### RECORD SET
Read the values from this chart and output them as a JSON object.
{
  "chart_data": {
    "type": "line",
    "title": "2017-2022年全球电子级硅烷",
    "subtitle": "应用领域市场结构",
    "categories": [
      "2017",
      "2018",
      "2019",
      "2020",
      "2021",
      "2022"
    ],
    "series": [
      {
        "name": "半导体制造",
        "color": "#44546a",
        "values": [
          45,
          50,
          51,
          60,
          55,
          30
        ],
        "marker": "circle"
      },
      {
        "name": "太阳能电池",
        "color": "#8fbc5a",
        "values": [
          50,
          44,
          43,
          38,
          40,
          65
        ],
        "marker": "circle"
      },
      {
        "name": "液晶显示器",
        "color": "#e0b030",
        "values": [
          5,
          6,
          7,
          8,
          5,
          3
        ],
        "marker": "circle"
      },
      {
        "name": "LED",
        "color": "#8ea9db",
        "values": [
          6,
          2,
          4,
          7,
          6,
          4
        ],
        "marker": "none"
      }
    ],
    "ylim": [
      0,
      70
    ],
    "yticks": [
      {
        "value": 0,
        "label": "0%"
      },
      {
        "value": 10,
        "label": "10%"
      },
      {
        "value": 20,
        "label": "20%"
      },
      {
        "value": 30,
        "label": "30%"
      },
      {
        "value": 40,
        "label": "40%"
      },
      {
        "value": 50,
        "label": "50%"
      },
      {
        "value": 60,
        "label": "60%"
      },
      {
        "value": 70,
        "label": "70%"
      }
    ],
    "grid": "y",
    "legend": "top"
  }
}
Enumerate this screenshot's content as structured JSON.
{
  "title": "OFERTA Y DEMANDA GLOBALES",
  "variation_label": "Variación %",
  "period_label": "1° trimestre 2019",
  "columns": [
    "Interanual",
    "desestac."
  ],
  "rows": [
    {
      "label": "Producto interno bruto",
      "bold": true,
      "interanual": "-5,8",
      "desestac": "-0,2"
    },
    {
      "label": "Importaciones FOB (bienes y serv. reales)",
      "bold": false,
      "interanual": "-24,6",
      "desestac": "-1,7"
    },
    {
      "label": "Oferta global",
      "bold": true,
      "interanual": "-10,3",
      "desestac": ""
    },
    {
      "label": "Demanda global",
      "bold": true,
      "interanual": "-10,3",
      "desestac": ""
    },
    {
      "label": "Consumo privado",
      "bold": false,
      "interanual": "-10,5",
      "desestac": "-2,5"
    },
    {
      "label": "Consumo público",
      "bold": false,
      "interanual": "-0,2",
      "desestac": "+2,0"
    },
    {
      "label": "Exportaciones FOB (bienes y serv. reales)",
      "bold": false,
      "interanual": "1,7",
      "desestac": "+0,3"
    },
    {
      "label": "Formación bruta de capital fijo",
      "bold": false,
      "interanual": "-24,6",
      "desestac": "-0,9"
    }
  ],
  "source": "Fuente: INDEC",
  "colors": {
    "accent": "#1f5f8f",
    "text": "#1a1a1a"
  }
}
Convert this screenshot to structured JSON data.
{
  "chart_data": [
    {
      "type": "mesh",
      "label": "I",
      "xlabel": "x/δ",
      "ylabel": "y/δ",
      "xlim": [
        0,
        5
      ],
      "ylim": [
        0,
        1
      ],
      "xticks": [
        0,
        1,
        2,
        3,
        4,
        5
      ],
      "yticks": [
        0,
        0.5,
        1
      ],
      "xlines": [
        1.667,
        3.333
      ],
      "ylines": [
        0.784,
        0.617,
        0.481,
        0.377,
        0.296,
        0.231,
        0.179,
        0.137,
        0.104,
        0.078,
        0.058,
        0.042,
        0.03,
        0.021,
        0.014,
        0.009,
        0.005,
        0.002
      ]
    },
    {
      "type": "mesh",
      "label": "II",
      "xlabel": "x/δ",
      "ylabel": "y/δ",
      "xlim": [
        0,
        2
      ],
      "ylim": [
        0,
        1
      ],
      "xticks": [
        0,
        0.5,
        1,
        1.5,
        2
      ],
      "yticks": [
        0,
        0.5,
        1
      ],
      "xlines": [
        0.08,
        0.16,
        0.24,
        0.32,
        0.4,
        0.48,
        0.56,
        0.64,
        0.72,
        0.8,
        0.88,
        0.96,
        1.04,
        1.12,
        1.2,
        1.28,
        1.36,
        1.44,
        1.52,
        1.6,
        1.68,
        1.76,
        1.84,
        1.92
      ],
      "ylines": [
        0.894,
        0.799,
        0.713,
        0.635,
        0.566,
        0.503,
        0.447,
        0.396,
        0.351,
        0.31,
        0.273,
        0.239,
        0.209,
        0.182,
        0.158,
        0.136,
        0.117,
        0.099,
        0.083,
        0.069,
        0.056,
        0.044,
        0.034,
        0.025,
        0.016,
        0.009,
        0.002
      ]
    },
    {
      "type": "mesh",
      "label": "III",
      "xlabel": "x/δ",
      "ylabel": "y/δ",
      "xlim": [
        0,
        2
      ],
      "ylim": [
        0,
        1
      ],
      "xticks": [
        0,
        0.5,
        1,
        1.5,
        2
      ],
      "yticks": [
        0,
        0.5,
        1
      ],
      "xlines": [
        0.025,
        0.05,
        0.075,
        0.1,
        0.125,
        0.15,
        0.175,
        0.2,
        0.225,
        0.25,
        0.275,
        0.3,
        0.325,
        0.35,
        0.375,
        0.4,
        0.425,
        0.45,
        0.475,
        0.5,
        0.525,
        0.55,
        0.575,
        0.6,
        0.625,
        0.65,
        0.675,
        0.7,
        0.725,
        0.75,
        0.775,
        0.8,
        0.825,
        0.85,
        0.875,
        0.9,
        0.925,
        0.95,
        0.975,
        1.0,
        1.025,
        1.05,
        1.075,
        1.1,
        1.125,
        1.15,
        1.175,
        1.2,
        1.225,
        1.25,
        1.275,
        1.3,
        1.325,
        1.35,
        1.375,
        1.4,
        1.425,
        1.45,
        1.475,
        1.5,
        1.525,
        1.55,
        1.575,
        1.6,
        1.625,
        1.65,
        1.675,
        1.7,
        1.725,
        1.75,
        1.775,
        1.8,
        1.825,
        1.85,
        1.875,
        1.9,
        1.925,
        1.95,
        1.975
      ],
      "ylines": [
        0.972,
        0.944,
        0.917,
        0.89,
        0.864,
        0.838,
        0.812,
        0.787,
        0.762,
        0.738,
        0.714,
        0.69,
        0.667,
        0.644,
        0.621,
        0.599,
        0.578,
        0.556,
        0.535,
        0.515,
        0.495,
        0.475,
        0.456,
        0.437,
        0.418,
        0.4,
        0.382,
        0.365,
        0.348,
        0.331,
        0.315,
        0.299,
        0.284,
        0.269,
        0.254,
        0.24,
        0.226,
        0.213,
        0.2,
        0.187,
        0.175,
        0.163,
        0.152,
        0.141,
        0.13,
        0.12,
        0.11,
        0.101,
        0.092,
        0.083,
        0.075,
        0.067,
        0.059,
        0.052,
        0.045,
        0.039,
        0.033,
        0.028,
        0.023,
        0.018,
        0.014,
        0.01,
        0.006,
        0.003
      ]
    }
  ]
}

### SET PROBLEM
Note each line of the entries that has "serv" in it, and copy those lines.

### COMPLETE ANSWER
      "label": "Importaciones FOB (bienes y serv. reales)",
      "label": "Exportaciones FOB (bienes y serv. reales)",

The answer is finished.